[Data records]
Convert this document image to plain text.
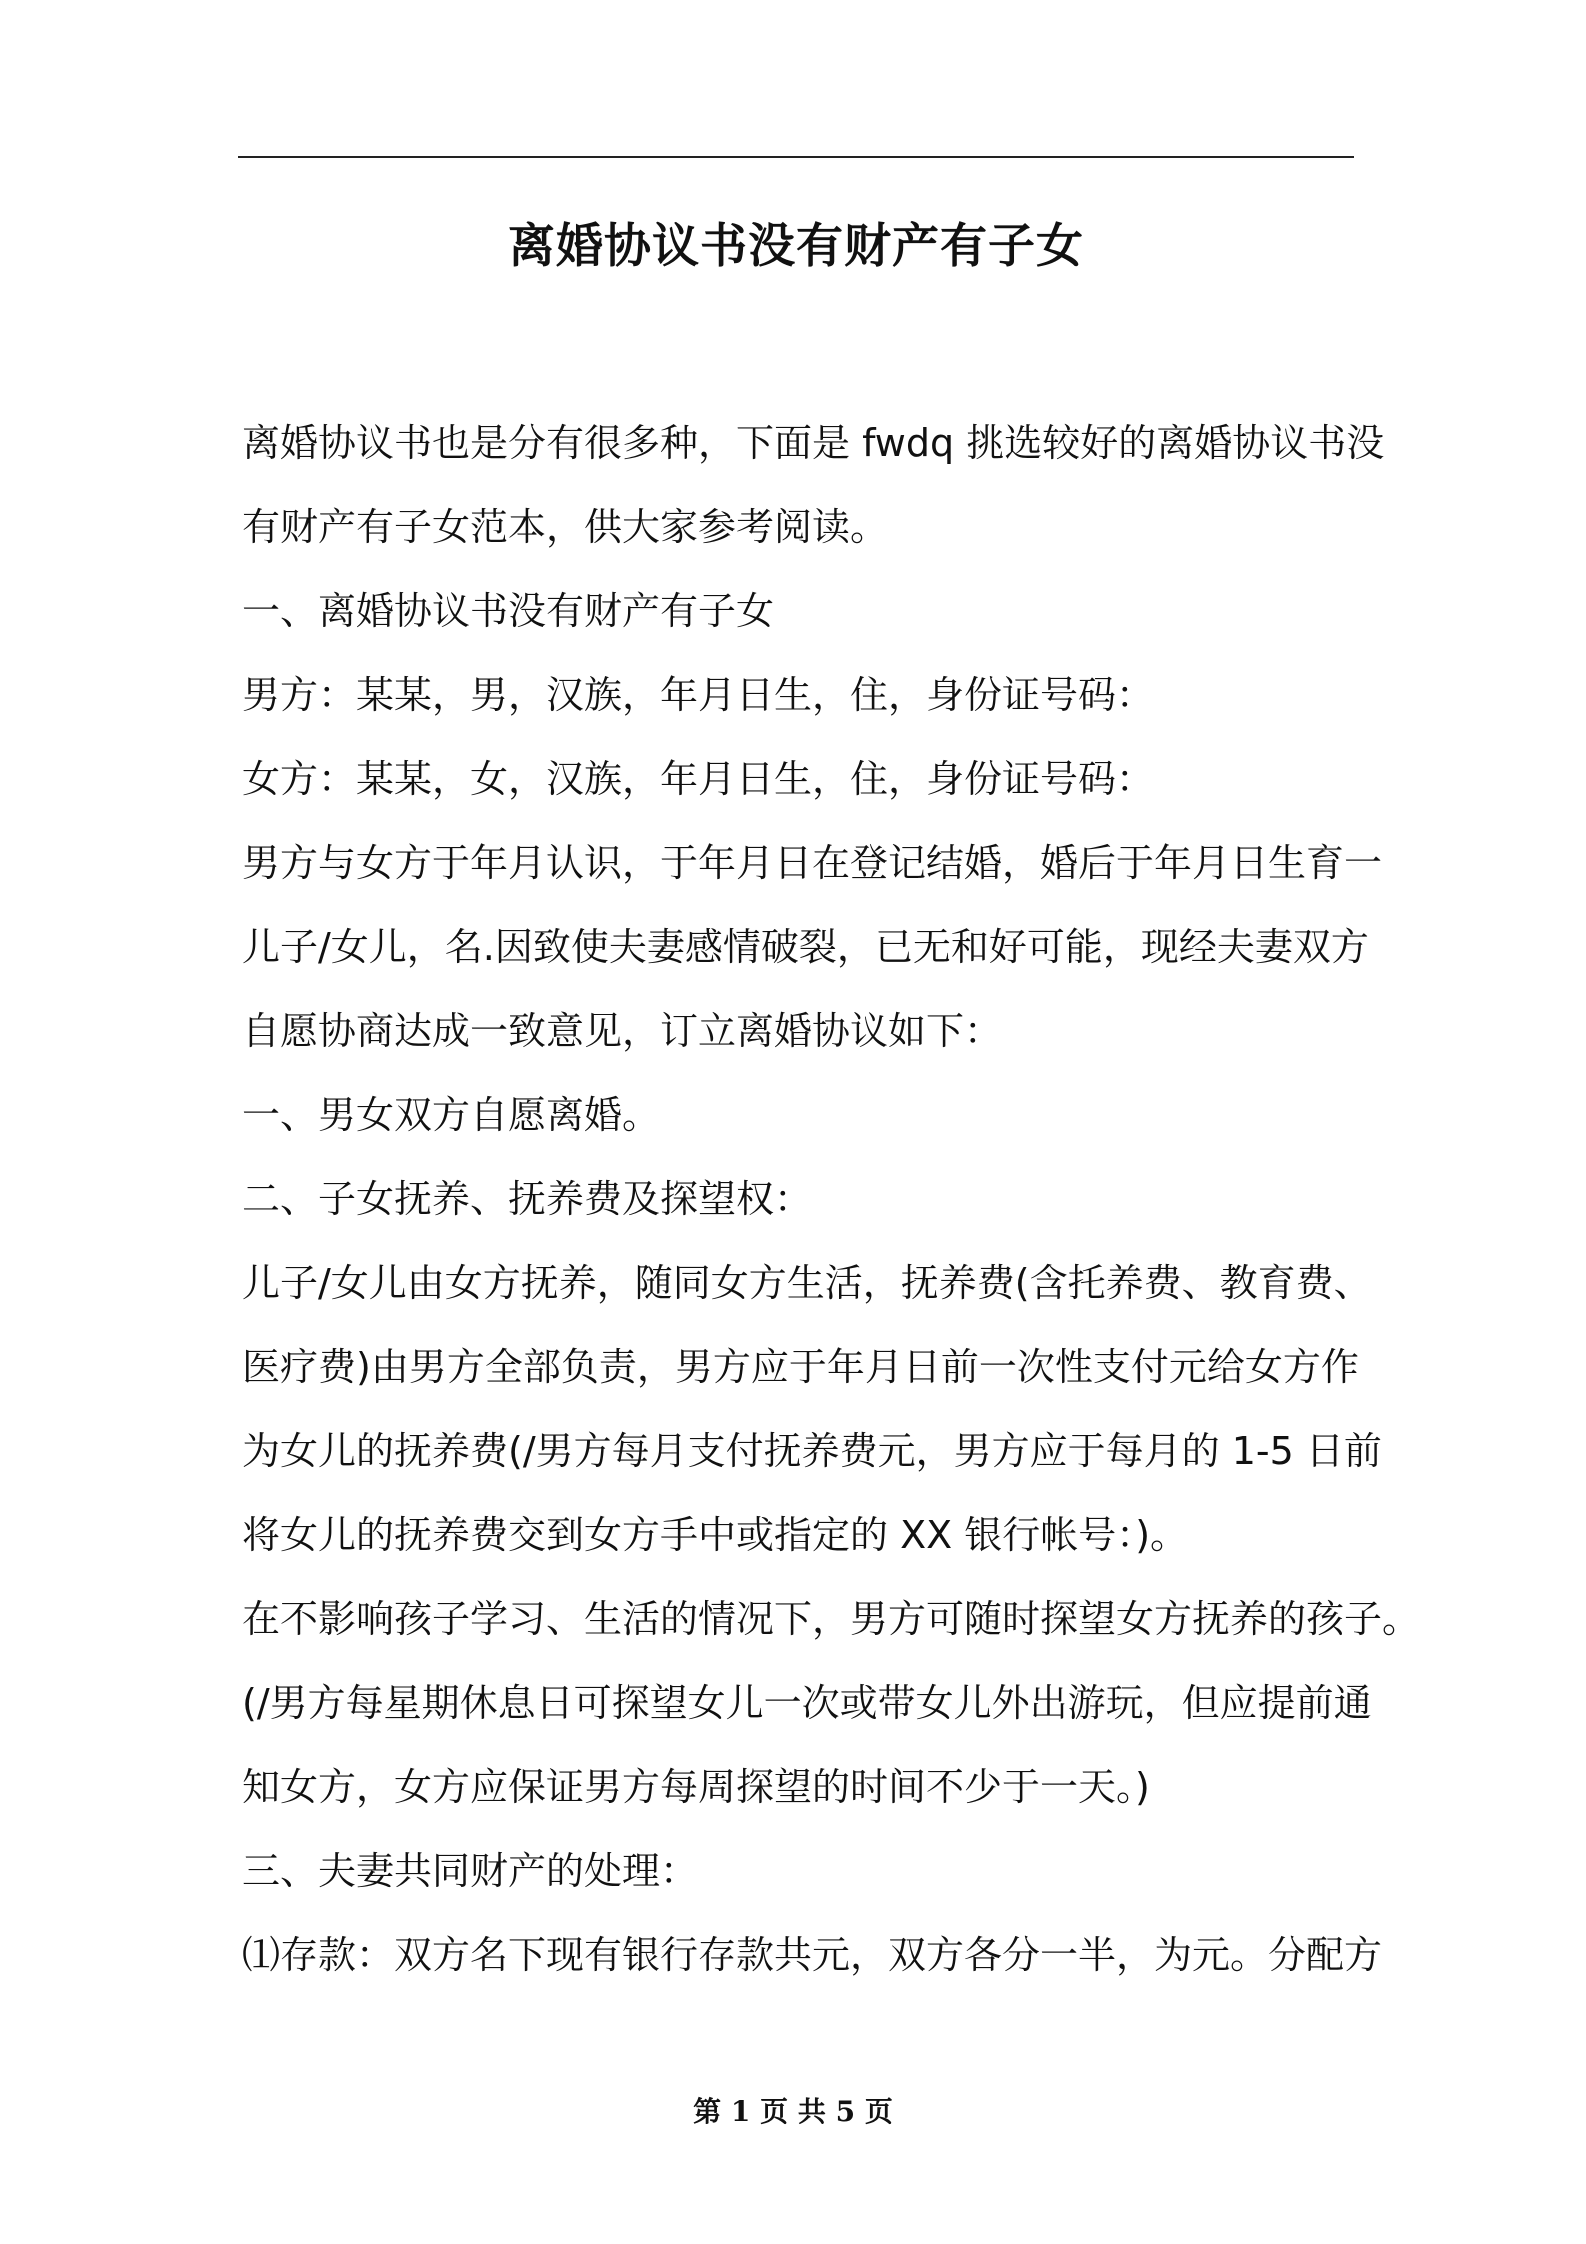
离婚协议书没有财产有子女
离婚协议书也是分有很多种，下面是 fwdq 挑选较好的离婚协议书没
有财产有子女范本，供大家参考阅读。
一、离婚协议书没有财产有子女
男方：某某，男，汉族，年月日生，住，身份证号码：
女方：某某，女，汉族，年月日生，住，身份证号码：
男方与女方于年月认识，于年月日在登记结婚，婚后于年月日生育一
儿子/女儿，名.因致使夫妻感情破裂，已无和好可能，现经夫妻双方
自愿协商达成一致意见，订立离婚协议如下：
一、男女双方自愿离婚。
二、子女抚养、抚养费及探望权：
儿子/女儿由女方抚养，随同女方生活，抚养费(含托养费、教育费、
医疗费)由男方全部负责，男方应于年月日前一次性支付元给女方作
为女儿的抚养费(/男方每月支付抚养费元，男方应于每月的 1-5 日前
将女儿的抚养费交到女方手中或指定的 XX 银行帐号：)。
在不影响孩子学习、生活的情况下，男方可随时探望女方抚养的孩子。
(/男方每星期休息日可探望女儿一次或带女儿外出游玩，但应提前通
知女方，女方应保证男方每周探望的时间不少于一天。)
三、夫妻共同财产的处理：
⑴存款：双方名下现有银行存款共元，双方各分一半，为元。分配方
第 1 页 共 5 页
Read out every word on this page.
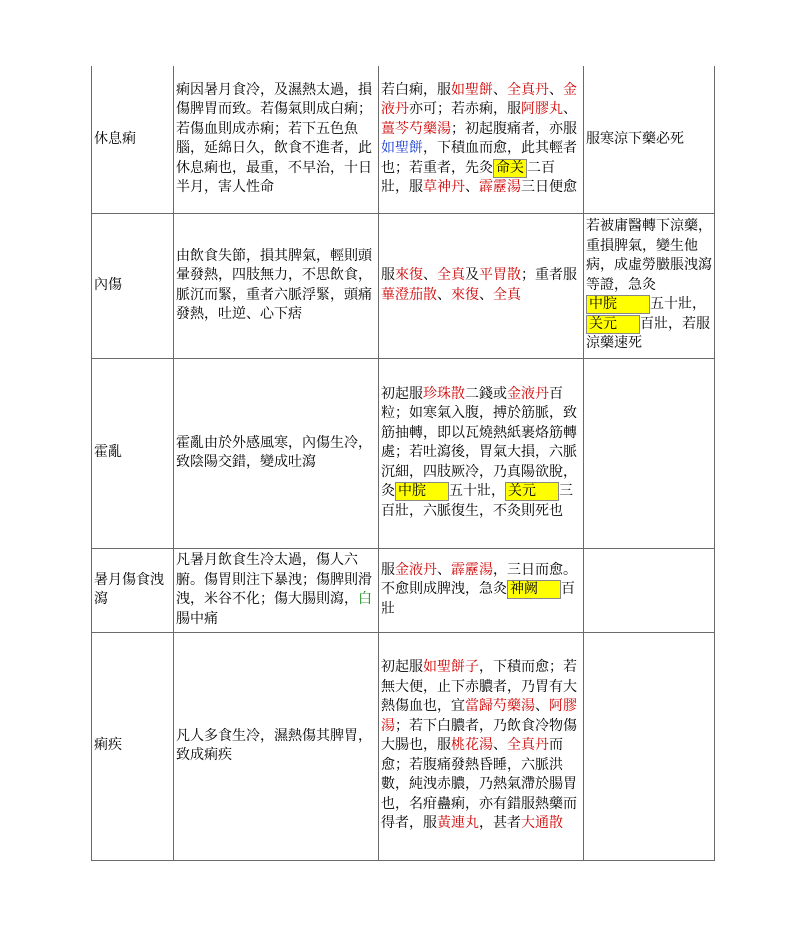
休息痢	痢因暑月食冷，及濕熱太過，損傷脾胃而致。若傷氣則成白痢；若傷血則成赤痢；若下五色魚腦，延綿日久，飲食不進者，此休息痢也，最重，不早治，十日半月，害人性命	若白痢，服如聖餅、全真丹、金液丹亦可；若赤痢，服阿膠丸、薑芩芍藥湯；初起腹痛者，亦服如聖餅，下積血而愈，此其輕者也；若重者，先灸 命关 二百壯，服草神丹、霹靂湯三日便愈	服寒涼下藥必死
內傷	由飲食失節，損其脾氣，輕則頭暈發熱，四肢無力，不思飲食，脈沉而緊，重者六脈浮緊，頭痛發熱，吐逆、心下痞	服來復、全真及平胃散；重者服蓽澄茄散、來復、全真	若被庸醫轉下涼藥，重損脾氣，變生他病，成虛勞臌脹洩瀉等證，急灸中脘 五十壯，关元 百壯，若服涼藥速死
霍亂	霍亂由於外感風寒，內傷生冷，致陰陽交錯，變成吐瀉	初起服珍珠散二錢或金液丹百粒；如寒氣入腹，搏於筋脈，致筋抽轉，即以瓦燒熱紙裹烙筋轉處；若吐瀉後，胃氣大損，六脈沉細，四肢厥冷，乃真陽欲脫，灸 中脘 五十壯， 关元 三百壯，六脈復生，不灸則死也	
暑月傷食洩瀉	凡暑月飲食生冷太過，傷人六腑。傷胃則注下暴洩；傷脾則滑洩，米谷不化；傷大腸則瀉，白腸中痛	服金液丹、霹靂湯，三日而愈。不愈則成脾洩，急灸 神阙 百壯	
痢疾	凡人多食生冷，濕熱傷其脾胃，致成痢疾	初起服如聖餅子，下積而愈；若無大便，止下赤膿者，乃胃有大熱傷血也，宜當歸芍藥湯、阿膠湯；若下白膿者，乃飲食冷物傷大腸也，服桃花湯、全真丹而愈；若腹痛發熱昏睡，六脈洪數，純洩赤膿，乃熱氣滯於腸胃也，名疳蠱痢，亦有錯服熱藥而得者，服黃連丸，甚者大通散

> _Request_
Copy out the lines that hold "this".

> _Finished task_
Convert this document image to plain text.
Read out every word on this page.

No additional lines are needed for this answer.